→ GIVEN PROBLEM
Rewrite the records from the line containing "staticText: 工作 2.0 效能 分数 (10, 119, 80, 131)" through the line containing "staticText: http://www.kocpc.com.tw (62, 390, 166, 401)", changing "staticText" to "label" and leaving everything else as it is. Return only those lines.

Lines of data
[START]
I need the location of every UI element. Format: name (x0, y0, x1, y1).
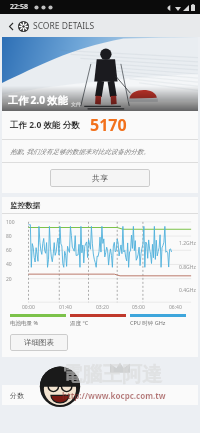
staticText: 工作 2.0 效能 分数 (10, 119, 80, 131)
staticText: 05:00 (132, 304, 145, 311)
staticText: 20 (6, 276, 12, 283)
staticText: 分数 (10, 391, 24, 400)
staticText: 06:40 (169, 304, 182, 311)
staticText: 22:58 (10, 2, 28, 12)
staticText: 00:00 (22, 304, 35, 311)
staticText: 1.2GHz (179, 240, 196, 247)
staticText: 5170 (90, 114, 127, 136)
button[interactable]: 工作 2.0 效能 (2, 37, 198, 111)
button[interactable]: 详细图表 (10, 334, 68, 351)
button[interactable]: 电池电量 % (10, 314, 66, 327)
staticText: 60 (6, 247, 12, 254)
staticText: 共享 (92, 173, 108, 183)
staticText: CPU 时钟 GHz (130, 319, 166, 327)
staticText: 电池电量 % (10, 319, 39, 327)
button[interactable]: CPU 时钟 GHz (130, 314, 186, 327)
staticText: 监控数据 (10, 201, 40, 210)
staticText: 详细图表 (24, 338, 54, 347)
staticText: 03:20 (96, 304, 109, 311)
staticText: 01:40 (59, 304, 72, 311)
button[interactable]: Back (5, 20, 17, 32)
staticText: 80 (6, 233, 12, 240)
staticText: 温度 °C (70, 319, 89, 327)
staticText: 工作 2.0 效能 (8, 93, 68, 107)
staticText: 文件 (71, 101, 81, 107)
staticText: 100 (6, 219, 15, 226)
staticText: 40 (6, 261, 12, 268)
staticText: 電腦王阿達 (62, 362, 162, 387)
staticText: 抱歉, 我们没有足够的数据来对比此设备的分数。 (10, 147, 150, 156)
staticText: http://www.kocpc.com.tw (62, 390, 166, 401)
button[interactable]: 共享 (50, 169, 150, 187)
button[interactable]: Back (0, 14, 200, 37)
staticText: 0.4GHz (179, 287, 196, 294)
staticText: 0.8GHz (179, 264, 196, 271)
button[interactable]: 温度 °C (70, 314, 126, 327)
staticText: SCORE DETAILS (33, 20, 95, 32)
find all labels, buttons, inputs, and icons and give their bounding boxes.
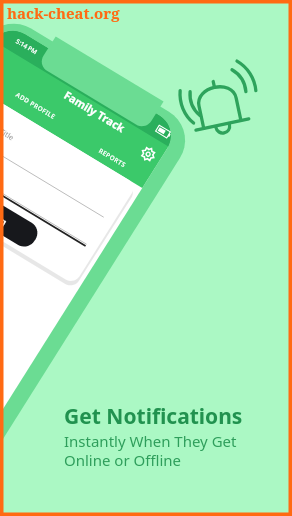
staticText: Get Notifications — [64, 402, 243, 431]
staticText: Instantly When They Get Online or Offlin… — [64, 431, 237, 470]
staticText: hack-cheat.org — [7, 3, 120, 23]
[END]
→ WRITTEN REPLY
label: 工作 2.0 效能 分数 (10, 119, 80, 131)
label: 05:00 (132, 304, 145, 311)
label: 20 (6, 276, 12, 283)
label: 分数 (10, 391, 24, 400)
label: 06:40 (169, 304, 182, 311)
label: 22:58 (10, 2, 28, 12)
label: 00:00 (22, 304, 35, 311)
label: 1.2GHz (179, 240, 196, 247)
label: 5170 (90, 114, 127, 136)
button[interactable]: 工作 2.0 效能 (2, 37, 198, 111)
button[interactable]: 详细图表 (10, 334, 68, 351)
button[interactable]: 电池电量 % (10, 314, 66, 327)
label: 60 (6, 247, 12, 254)
label: 共享 (92, 173, 108, 183)
label: CPU 时钟 GHz (130, 319, 166, 327)
label: 电池电量 % (10, 319, 39, 327)
button[interactable]: CPU 时钟 GHz (130, 314, 186, 327)
label: 监控数据 (10, 201, 40, 210)
label: 详细图表 (24, 338, 54, 347)
label: 03:20 (96, 304, 109, 311)
label: 01:40 (59, 304, 72, 311)
button[interactable]: Back (5, 20, 17, 32)
label: 80 (6, 233, 12, 240)
label: 温度 °C (70, 319, 89, 327)
label: 工作 2.0 效能 (8, 93, 68, 107)
label: 文件 (71, 101, 81, 107)
label: 100 (6, 219, 15, 226)
label: 40 (6, 261, 12, 268)
label: 電腦王阿達 (62, 362, 162, 387)
label: 抱歉, 我们没有足够的数据来对比此设备的分数。 (10, 147, 150, 156)
label: http://www.kocpc.com.tw (62, 390, 166, 401)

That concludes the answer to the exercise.